_WHAT IS NEEDED_:
Output the data word for word, dropping every image.

_SUPPLIED DATA_:
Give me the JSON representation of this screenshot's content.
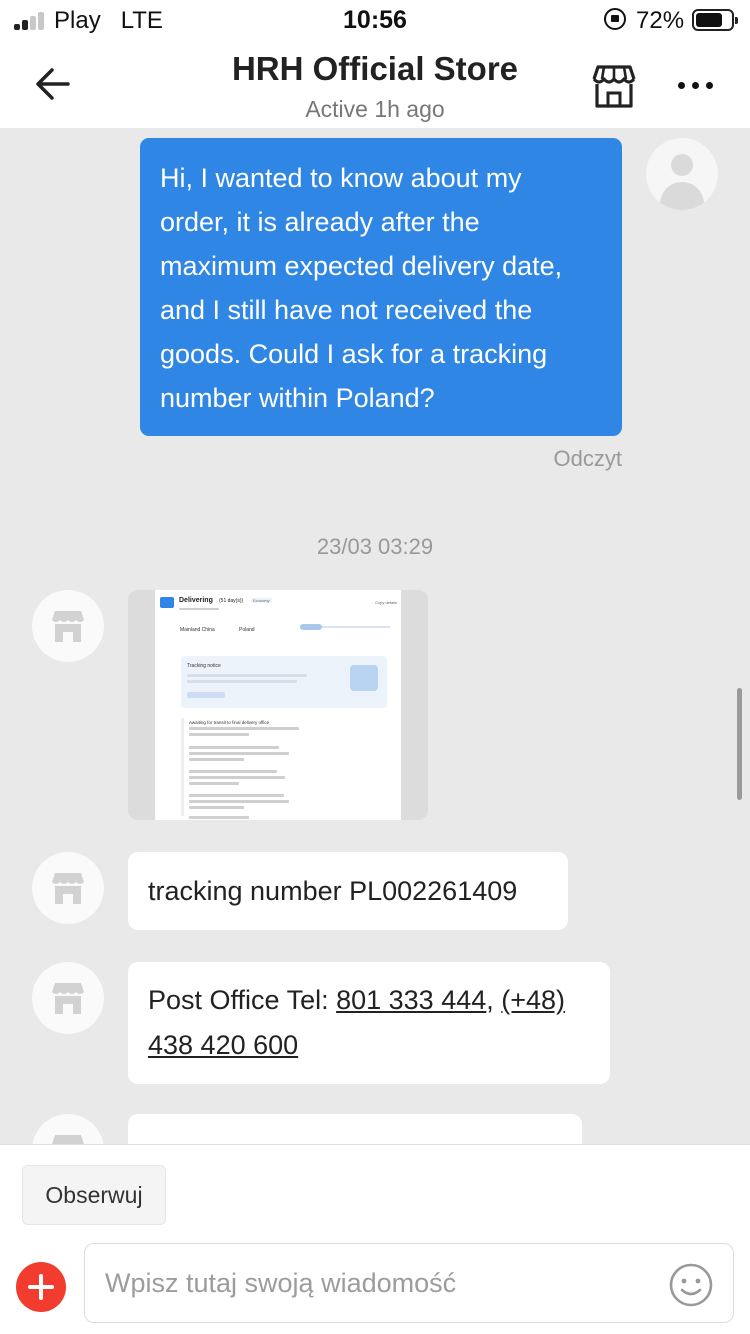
{
  "status_bar": {
    "carrier": "Play",
    "network": "LTE",
    "time": "10:56",
    "battery": "72%"
  },
  "header": {
    "title": "HRH Official Store",
    "subtitle": "Active 1h ago"
  },
  "messages": {
    "outgoing_1": {
      "lines": [
        "Hi, I wanted to know about my",
        "order, it is already after the",
        "maximum expected delivery date,",
        "and I still have not received the",
        "goods. Could I ask for a tracking",
        "number within Poland?"
      ],
      "status": "Odczyt"
    },
    "date_separator": "23/03 03:29",
    "image_screenshot": {
      "title": "Delivering",
      "days": "(51 day(s))",
      "tag": "Economy",
      "copy": "Copy details",
      "origin": "Mainland China",
      "destination": "Poland",
      "notice": "Tracking notice",
      "latest": "Awaiting for transit to final delivery office"
    },
    "tracking": {
      "text": "tracking number PL002261409"
    },
    "post_office": {
      "prefix": "Post Office Tel: ",
      "phone1": "801 333 444",
      "sep": ", ",
      "phone2_a": "(+48)",
      "phone2_b": "438 420 600"
    }
  },
  "bottom": {
    "follow_label": "Obserwuj",
    "input_placeholder": "Wpisz tutaj swoją wiadomość"
  },
  "colors": {
    "outgoing_bubble": "#2f86e5",
    "add_button": "#f23c2f",
    "chat_bg": "#e9e9e9"
  },
  "icons": [
    "back-arrow-icon",
    "storefront-icon",
    "more-dots-icon",
    "user-avatar-icon",
    "store-avatar-icon",
    "plus-icon",
    "emoji-icon"
  ]
}
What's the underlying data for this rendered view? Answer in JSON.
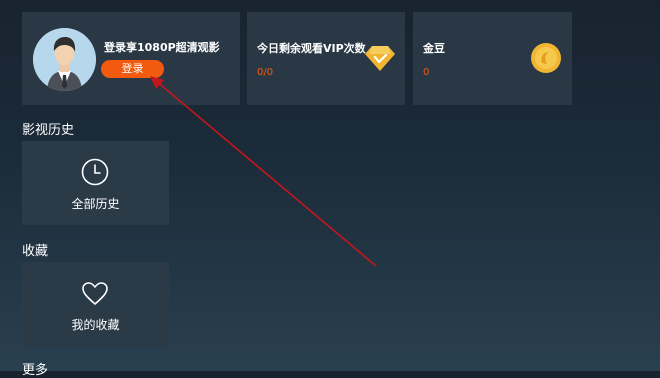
{
  "login_card": {
    "title": "登录享1080P超清观影",
    "button_label": "登录"
  },
  "vip_card": {
    "title": "今日剩余观看VIP次数",
    "value": "0/0"
  },
  "bean_card": {
    "title": "金豆",
    "value": "0"
  },
  "history": {
    "section_label": "影视历史",
    "tile_label": "全部历史"
  },
  "favorites": {
    "section_label": "收藏",
    "tile_label": "我的收藏"
  },
  "more": {
    "section_label": "更多"
  },
  "colors": {
    "accent": "#f15a0f",
    "card": "#2a3845",
    "gold": "#f1b532"
  }
}
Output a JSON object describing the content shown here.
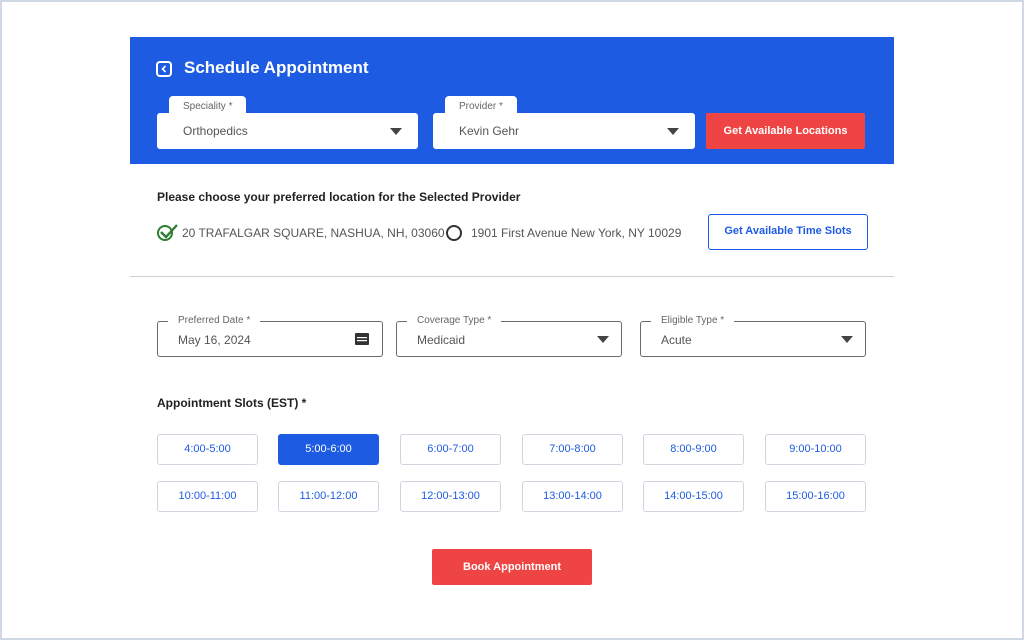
{
  "header": {
    "title": "Schedule Appointment",
    "speciality": {
      "label": "Speciality *",
      "value": "Orthopedics"
    },
    "provider": {
      "label": "Provider *",
      "value": "Kevin Gehr"
    },
    "locations_button": "Get Available Locations"
  },
  "locations": {
    "prompt": "Please choose your preferred location for the Selected Provider",
    "options": [
      {
        "label": "20 TRAFALGAR SQUARE, NASHUA, NH, 03060",
        "selected": true
      },
      {
        "label": "1901 First Avenue New York, NY 10029",
        "selected": false
      }
    ],
    "time_slots_button": "Get Available Time Slots"
  },
  "filters": {
    "date": {
      "label": "Preferred Date *",
      "value": "May 16, 2024"
    },
    "coverage": {
      "label": "Coverage Type *",
      "value": "Medicaid"
    },
    "eligible": {
      "label": "Eligible Type *",
      "value": "Acute"
    }
  },
  "slots": {
    "title": "Appointment Slots (EST) *",
    "items": [
      {
        "label": "4:00-5:00",
        "selected": false
      },
      {
        "label": "5:00-6:00",
        "selected": true
      },
      {
        "label": "6:00-7:00",
        "selected": false
      },
      {
        "label": "7:00-8:00",
        "selected": false
      },
      {
        "label": "8:00-9:00",
        "selected": false
      },
      {
        "label": "9:00-10:00",
        "selected": false
      },
      {
        "label": "10:00-11:00",
        "selected": false
      },
      {
        "label": "11:00-12:00",
        "selected": false
      },
      {
        "label": "12:00-13:00",
        "selected": false
      },
      {
        "label": "13:00-14:00",
        "selected": false
      },
      {
        "label": "14:00-15:00",
        "selected": false
      },
      {
        "label": "15:00-16:00",
        "selected": false
      }
    ]
  },
  "book_button": "Book Appointment",
  "icons": {
    "back": "chevron-left-icon",
    "calendar": "calendar-icon",
    "dropdown": "caret-down-icon",
    "check": "check-icon"
  },
  "colors": {
    "primary": "#1e5be3",
    "danger": "#ef4444",
    "success": "#2e7d32"
  }
}
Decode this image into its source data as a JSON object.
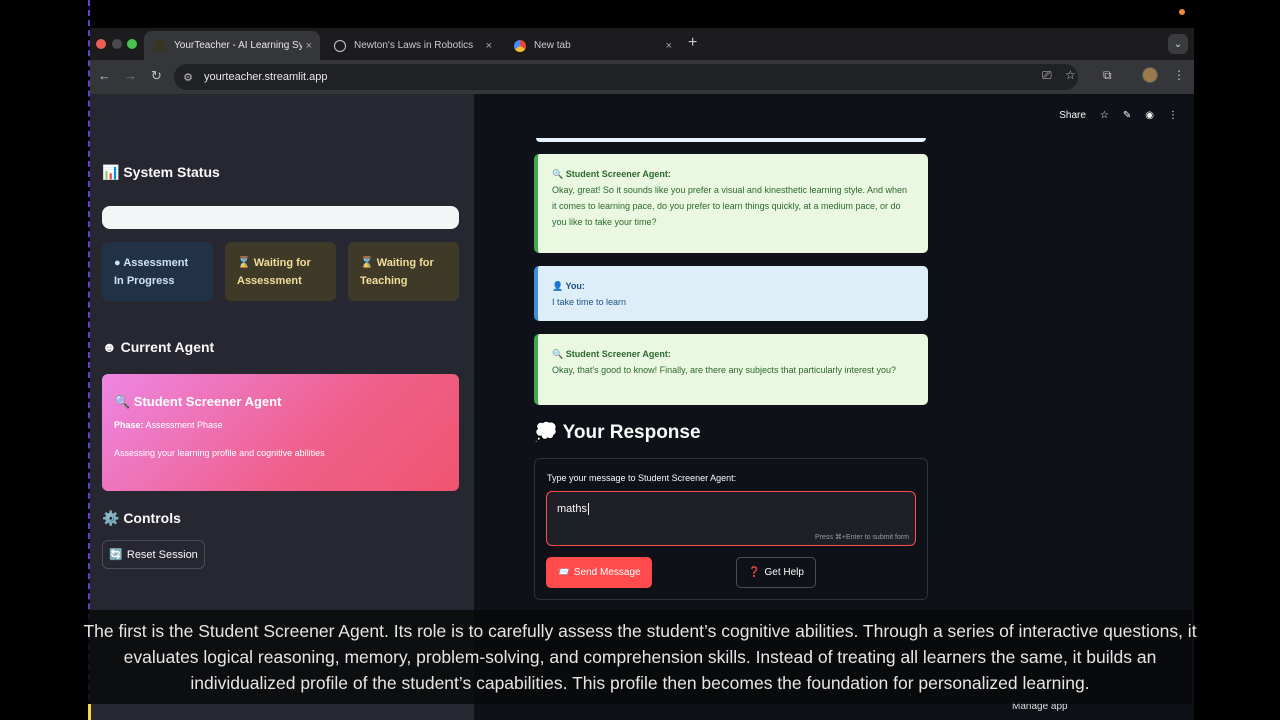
{
  "browser": {
    "tabs": [
      {
        "label": "YourTeacher - AI Learning Sy",
        "close": "×",
        "active": true
      },
      {
        "label": "Newton's Laws in Robotics",
        "close": "×",
        "active": false
      },
      {
        "label": "New tab",
        "close": "×",
        "active": false
      }
    ],
    "new_tab": "+",
    "tab_menu": "⌄",
    "url": "yourteacher.streamlit.app"
  },
  "sidebar": {
    "system_status_title": "📊 System Status",
    "progress": 1.0,
    "status_cards": [
      {
        "icon": "●",
        "line1": "Assessment",
        "line2": "In Progress"
      },
      {
        "icon": "⌛",
        "line1": "Waiting for",
        "line2": "Assessment"
      },
      {
        "icon": "⌛",
        "line1": "Waiting for",
        "line2": "Teaching"
      }
    ],
    "current_agent_title": "☻ Current Agent",
    "agent": {
      "name": "🔍 Student Screener Agent",
      "phase_label": "Phase:",
      "phase_value": "Assessment Phase",
      "description": "Assessing your learning profile and cognitive abilities"
    },
    "controls_title": "⚙️ Controls",
    "reset_button": "Reset Session",
    "reset_icon": "🔄"
  },
  "header_actions": {
    "share": "Share"
  },
  "chat": {
    "messages": [
      {
        "who": "🔍 Student Screener Agent:",
        "role": "agent",
        "text": "Okay, great! So it sounds like you prefer a visual and kinesthetic learning style. And when it comes to learning pace, do you prefer to learn things quickly, at a medium pace, or do you like to take your time?"
      },
      {
        "who": "👤 You:",
        "role": "user",
        "text": "I take time to learn"
      },
      {
        "who": "🔍 Student Screener Agent:",
        "role": "agent",
        "text": "Okay, that's good to know! Finally, are there any subjects that particularly interest you?"
      }
    ]
  },
  "response": {
    "title": "💭 Your Response",
    "label": "Type your message to Student Screener Agent:",
    "value": "maths",
    "hint": "Press ⌘+Enter to submit form",
    "send_button": "Send Message",
    "send_icon": "📨",
    "help_button": "Get Help",
    "help_icon": "❓"
  },
  "manage_app": "Manage app",
  "caption": "The first is the Student Screener Agent. Its role is to carefully assess the student’s cognitive abilities. Through a series of interactive questions, it evaluates logical reasoning, memory, problem-solving, and comprehension skills. Instead of treating all learners the same, it builds an individualized profile of the student’s capabilities. This profile then becomes the foundation for personalized learning.",
  "colors": {
    "accent": "#ff4b4b",
    "agent_gradient_start": "#ee86e4",
    "agent_gradient_end": "#f0556f",
    "agent_msg_bg": "#eaf7e1",
    "user_msg_bg": "#deeef9"
  }
}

_EXERCISE OUTPUT_:
Give me the JSON representation of this screenshot's content.
{
  "status_bar": {
    "carrier": "Play",
    "network": "LTE",
    "time": "10:56",
    "battery": "72%"
  },
  "header": {
    "title": "HRH Official Store",
    "subtitle": "Active 1h ago"
  },
  "messages": {
    "outgoing_1": {
      "lines": [
        "Hi, I wanted to know about my",
        "order, it is already after the",
        "maximum expected delivery date,",
        "and I still have not received the",
        "goods. Could I ask for a tracking",
        "number within Poland?"
      ],
      "status": "Odczyt"
    },
    "date_separator": "23/03 03:29",
    "image_screenshot": {
      "title": "Delivering",
      "days": "(51 day(s))",
      "tag": "Economy",
      "copy": "Copy details",
      "origin": "Mainland China",
      "destination": "Poland",
      "notice": "Tracking notice",
      "latest": "Awaiting for transit to final delivery office"
    },
    "tracking": {
      "text": "tracking number PL002261409"
    },
    "post_office": {
      "prefix": "Post Office Tel: ",
      "phone1": "801 333 444",
      "sep": ", ",
      "phone2_a": "(+48)",
      "phone2_b": "438 420 600"
    }
  },
  "bottom": {
    "follow_label": "Obserwuj",
    "input_placeholder": "Wpisz tutaj swoją wiadomość"
  },
  "colors": {
    "outgoing_bubble": "#2f86e5",
    "add_button": "#f23c2f",
    "chat_bg": "#e9e9e9"
  },
  "icons": [
    "back-arrow-icon",
    "storefront-icon",
    "more-dots-icon",
    "user-avatar-icon",
    "store-avatar-icon",
    "plus-icon",
    "emoji-icon"
  ]
}
What's the underlying data for this rendered view? Answer in JSON.
{
  "login_card": {
    "title": "登录享1080P超清观影",
    "button_label": "登录"
  },
  "vip_card": {
    "title": "今日剩余观看VIP次数",
    "value": "0/0"
  },
  "bean_card": {
    "title": "金豆",
    "value": "0"
  },
  "history": {
    "section_label": "影视历史",
    "tile_label": "全部历史"
  },
  "favorites": {
    "section_label": "收藏",
    "tile_label": "我的收藏"
  },
  "more": {
    "section_label": "更多"
  },
  "colors": {
    "accent": "#f15a0f",
    "card": "#2a3845",
    "gold": "#f1b532"
  }
}
Output a JSON object describing the content shown here.
{
  "header": {
    "title": "Schedule Appointment",
    "speciality": {
      "label": "Speciality *",
      "value": "Orthopedics"
    },
    "provider": {
      "label": "Provider *",
      "value": "Kevin Gehr"
    },
    "locations_button": "Get Available Locations"
  },
  "locations": {
    "prompt": "Please choose your preferred location for the Selected Provider",
    "options": [
      {
        "label": "20 TRAFALGAR SQUARE, NASHUA, NH, 03060",
        "selected": true
      },
      {
        "label": "1901 First Avenue New York, NY 10029",
        "selected": false
      }
    ],
    "time_slots_button": "Get Available Time Slots"
  },
  "filters": {
    "date": {
      "label": "Preferred Date *",
      "value": "May 16, 2024"
    },
    "coverage": {
      "label": "Coverage Type *",
      "value": "Medicaid"
    },
    "eligible": {
      "label": "Eligible Type *",
      "value": "Acute"
    }
  },
  "slots": {
    "title": "Appointment Slots (EST) *",
    "items": [
      {
        "label": "4:00-5:00",
        "selected": false
      },
      {
        "label": "5:00-6:00",
        "selected": true
      },
      {
        "label": "6:00-7:00",
        "selected": false
      },
      {
        "label": "7:00-8:00",
        "selected": false
      },
      {
        "label": "8:00-9:00",
        "selected": false
      },
      {
        "label": "9:00-10:00",
        "selected": false
      },
      {
        "label": "10:00-11:00",
        "selected": false
      },
      {
        "label": "11:00-12:00",
        "selected": false
      },
      {
        "label": "12:00-13:00",
        "selected": false
      },
      {
        "label": "13:00-14:00",
        "selected": false
      },
      {
        "label": "14:00-15:00",
        "selected": false
      },
      {
        "label": "15:00-16:00",
        "selected": false
      }
    ]
  },
  "book_button": "Book Appointment",
  "icons": {
    "back": "chevron-left-icon",
    "calendar": "calendar-icon",
    "dropdown": "caret-down-icon",
    "check": "check-icon"
  },
  "colors": {
    "primary": "#1e5be3",
    "danger": "#ef4444",
    "success": "#2e7d32"
  }
}
Decode this image into its source data as a JSON object.
{
  "browser": {
    "tabs": [
      {
        "label": "YourTeacher - AI Learning Sy",
        "close": "×",
        "active": true
      },
      {
        "label": "Newton's Laws in Robotics",
        "close": "×",
        "active": false
      },
      {
        "label": "New tab",
        "close": "×",
        "active": false
      }
    ],
    "new_tab": "+",
    "tab_menu": "⌄",
    "url": "yourteacher.streamlit.app"
  },
  "sidebar": {
    "system_status_title": "📊 System Status",
    "progress": 1.0,
    "status_cards": [
      {
        "icon": "●",
        "line1": "Assessment",
        "line2": "In Progress"
      },
      {
        "icon": "⌛",
        "line1": "Waiting for",
        "line2": "Assessment"
      },
      {
        "icon": "⌛",
        "line1": "Waiting for",
        "line2": "Teaching"
      }
    ],
    "current_agent_title": "☻ Current Agent",
    "agent": {
      "name": "🔍 Student Screener Agent",
      "phase_label": "Phase:",
      "phase_value": "Assessment Phase",
      "description": "Assessing your learning profile and cognitive abilities"
    },
    "controls_title": "⚙️ Controls",
    "reset_button": "Reset Session",
    "reset_icon": "🔄"
  },
  "header_actions": {
    "share": "Share"
  },
  "chat": {
    "messages": [
      {
        "who": "🔍 Student Screener Agent:",
        "role": "agent",
        "text": "Okay, great! So it sounds like you prefer a visual and kinesthetic learning style. And when it comes to learning pace, do you prefer to learn things quickly, at a medium pace, or do you like to take your time?"
      },
      {
        "who": "👤 You:",
        "role": "user",
        "text": "I take time to learn"
      },
      {
        "who": "🔍 Student Screener Agent:",
        "role": "agent",
        "text": "Okay, that's good to know! Finally, are there any subjects that particularly interest you?"
      }
    ]
  },
  "response": {
    "title": "💭 Your Response",
    "label": "Type your message to Student Screener Agent:",
    "value": "maths",
    "hint": "Press ⌘+Enter to submit form",
    "send_button": "Send Message",
    "send_icon": "📨",
    "help_button": "Get Help",
    "help_icon": "❓"
  },
  "manage_app": "Manage app",
  "caption": "The first is the Student Screener Agent. Its role is to carefully assess the student’s cognitive abilities. Through a series of interactive questions, it evaluates logical reasoning, memory, problem-solving, and comprehension skills. Instead of treating all learners the same, it builds an individualized profile of the student’s capabilities. This profile then becomes the foundation for personalized learning.",
  "colors": {
    "accent": "#ff4b4b",
    "agent_gradient_start": "#ee86e4",
    "agent_gradient_end": "#f0556f",
    "agent_msg_bg": "#eaf7e1",
    "user_msg_bg": "#deeef9"
  }
}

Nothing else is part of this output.